What you should do - Records follow. Pull out every line that contains "cura".

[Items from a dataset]
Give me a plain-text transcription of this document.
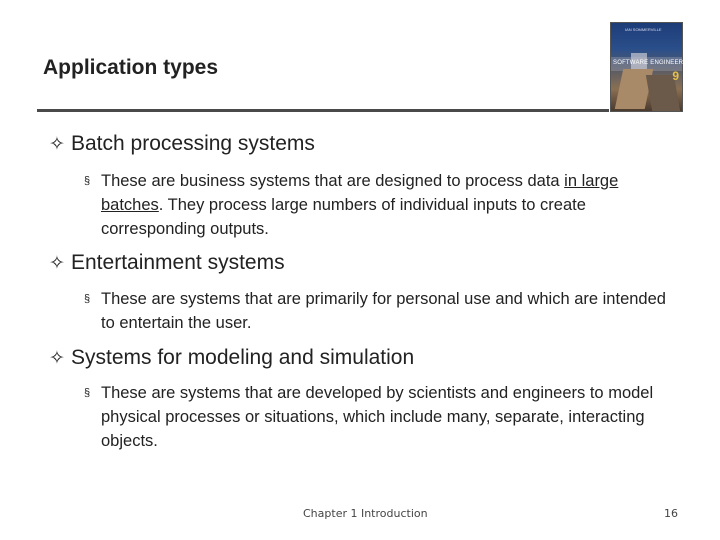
Application types
IAN SOMMERVILLE
SOFTWARE ENGINEERING
9
✧ Batch processing systems
§ These are business systems that are designed to process data in large batches. They process large numbers of individual inputs to create corresponding outputs.
✧ Entertainment systems
§ These are systems that are primarily for personal use and which are intended to entertain the user.
✧ Systems for modeling and simulation
§ These are systems that are developed by scientists and engineers to model physical processes or situations, which include many, separate, interacting objects.
Chapter 1 Introduction	16
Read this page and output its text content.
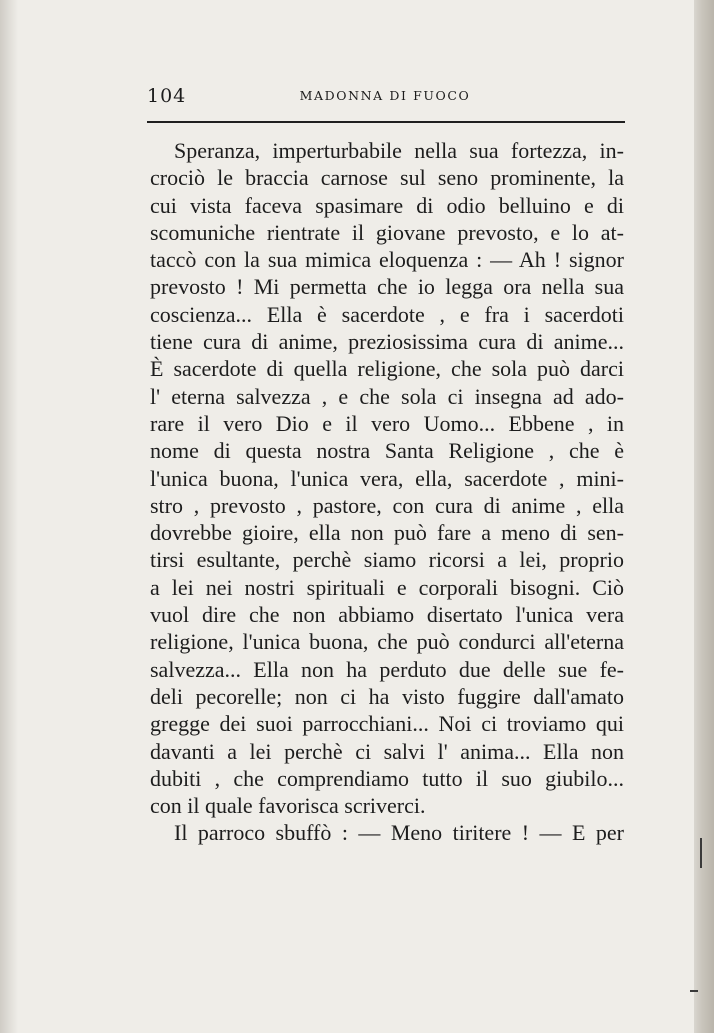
104	MADONNA DI FUOCO
Speranza, imperturbabile nella sua fortezza, in-
crociò le braccia carnose sul seno prominente, la
cui vista faceva spasimare di odio belluino e di
scomuniche rientrate il giovane prevosto, e lo at-
taccò con la sua mimica eloquenza : — Ah ! signor
prevosto ! Mi permetta che io legga ora nella sua
coscienza... Ella è sacerdote , e fra i sacerdoti
tiene cura di anime, preziosissima cura di anime...
È sacerdote di quella religione, che sola può darci
l' eterna salvezza , e che sola ci insegna ad ado-
rare il vero Dio e il vero Uomo... Ebbene , in
nome di questa nostra Santa Religione , che è
l'unica buona, l'unica vera, ella, sacerdote , mini-
stro , prevosto , pastore, con cura di anime , ella
dovrebbe gioire, ella non può fare a meno di sen-
tirsi esultante, perchè siamo ricorsi a lei, proprio
a lei nei nostri spirituali e corporali bisogni. Ciò
vuol dire che non abbiamo disertato l'unica vera
religione, l'unica buona, che può condurci all'eterna
salvezza... Ella non ha perduto due delle sue fe-
deli pecorelle; non ci ha visto fuggire dall'amato
gregge dei suoi parrocchiani... Noi ci troviamo qui
davanti a lei perchè ci salvi l' anima... Ella non
dubiti , che comprendiamo tutto il suo giubilo...
con il quale favorisca scriverci.
Il parroco sbuffò : — Meno tiritere ! — E per
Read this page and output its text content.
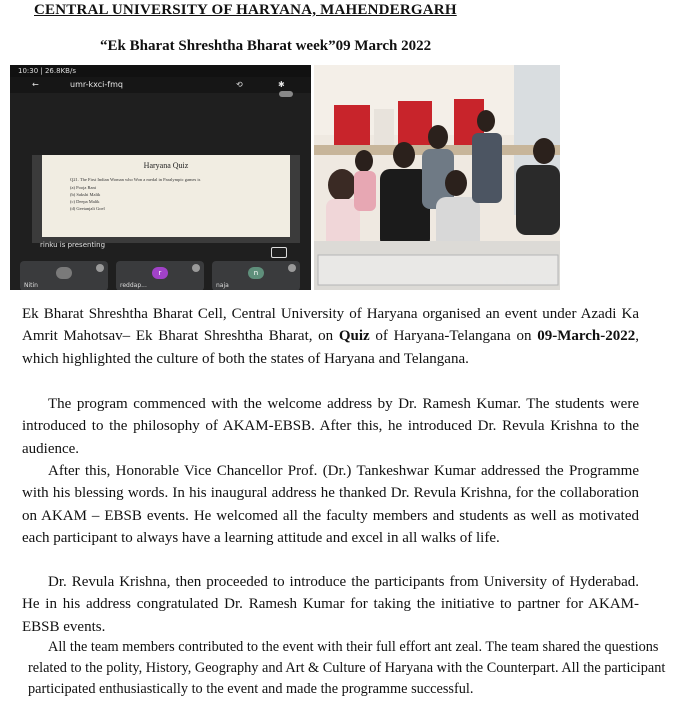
CENTRAL UNIVERSITY OF HARYANA, MAHENDERGARH
“Ek Bharat Shreshtha Bharat week”09 March 2022
10:30 | 26.8KB/s
←	umr-kxci-fmq	⟲	✱
Haryana Quiz
Q21. The First Indian Woman who Won a medal in Paralympic games is
(a) Pooja Rani
(b) Sakshi Malik
(c) Deepa Malik
(d) Geetanjali Goel
rinku is presenting
Nitin
r
reddap...
n
naja	MIXED DUAL CAMERA

Ek Bharat Shreshtha Bharat Cell, Central University of Haryana organised an event under Azadi Ka Amrit Mahotsav– Ek Bharat Shreshtha Bharat, on Quiz of Haryana-Telangana on 09-March-2022, which highlighted the culture of both the states of Haryana and Telangana.

The program commenced with the welcome address by Dr. Ramesh Kumar. The students were introduced to the philosophy of AKAM-EBSB. After this, he introduced Dr. Revula Krishna to the audience.

After this, Honorable Vice Chancellor Prof. (Dr.) Tankeshwar Kumar addressed the Programme with his blessing words. In his inaugural address he thanked Dr. Revula Krishna, for the collaboration on AKAM – EBSB events. He welcomed all the faculty members and students as well as motivated each participant to always have a learning attitude and excel in all walks of life.

Dr. Revula Krishna, then proceeded to introduce the participants from University of Hyderabad. He in his address congratulated Dr. Ramesh Kumar for taking the initiative to partner for AKAM-EBSB events.

All the team members contributed to the event with their full effort ant zeal. The team shared the questions related to the polity, History, Geography and Art & Culture of Haryana with the Counterpart. All the participant participated enthusiastically to the event and made the programme successful.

Written response -
tiene cura di anime, preziosissima cura di anime...
stro , prevosto , pastore, con cura di anime , ella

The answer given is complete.